▶ [GOAL]:
Please rename "elevation-area" to "terrain-area" everywhere in the data below and reproduce the lines with nothing else altered.

# # #

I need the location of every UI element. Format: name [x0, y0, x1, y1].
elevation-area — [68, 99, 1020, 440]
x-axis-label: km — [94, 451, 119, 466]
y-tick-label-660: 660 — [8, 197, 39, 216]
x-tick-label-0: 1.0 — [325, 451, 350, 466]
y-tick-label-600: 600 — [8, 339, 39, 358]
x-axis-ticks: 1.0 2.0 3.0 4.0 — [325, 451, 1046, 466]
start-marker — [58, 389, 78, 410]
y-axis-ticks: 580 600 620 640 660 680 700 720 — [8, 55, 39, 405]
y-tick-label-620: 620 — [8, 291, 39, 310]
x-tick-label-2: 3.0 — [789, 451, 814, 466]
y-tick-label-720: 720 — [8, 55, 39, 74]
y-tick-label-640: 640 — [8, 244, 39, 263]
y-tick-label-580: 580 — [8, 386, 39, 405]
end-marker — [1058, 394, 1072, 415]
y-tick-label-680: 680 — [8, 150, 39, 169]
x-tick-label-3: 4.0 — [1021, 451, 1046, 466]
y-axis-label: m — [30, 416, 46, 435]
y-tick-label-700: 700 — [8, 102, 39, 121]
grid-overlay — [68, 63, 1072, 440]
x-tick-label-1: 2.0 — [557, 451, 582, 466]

# # #

▶ [FINISHED TASK]:
I need the location of every UI element. Format: name [x0, y0, x1, y1].
terrain-area — [68, 99, 1020, 440]
x-axis-label: km — [94, 451, 119, 466]
y-tick-label-660: 660 — [8, 197, 39, 216]
x-tick-label-0: 1.0 — [325, 451, 350, 466]
y-tick-label-600: 600 — [8, 339, 39, 358]
x-axis-ticks: 1.0 2.0 3.0 4.0 — [325, 451, 1046, 466]
start-marker — [58, 389, 78, 410]
y-axis-ticks: 580 600 620 640 660 680 700 720 — [8, 55, 39, 405]
y-tick-label-620: 620 — [8, 291, 39, 310]
x-tick-label-2: 3.0 — [789, 451, 814, 466]
y-tick-label-720: 720 — [8, 55, 39, 74]
y-tick-label-640: 640 — [8, 244, 39, 263]
y-tick-label-580: 580 — [8, 386, 39, 405]
end-marker — [1058, 394, 1072, 415]
y-tick-label-680: 680 — [8, 150, 39, 169]
x-tick-label-3: 4.0 — [1021, 451, 1046, 466]
y-axis-label: m — [30, 416, 46, 435]
y-tick-label-700: 700 — [8, 102, 39, 121]
grid-overlay — [68, 63, 1072, 440]
x-tick-label-1: 2.0 — [557, 451, 582, 466]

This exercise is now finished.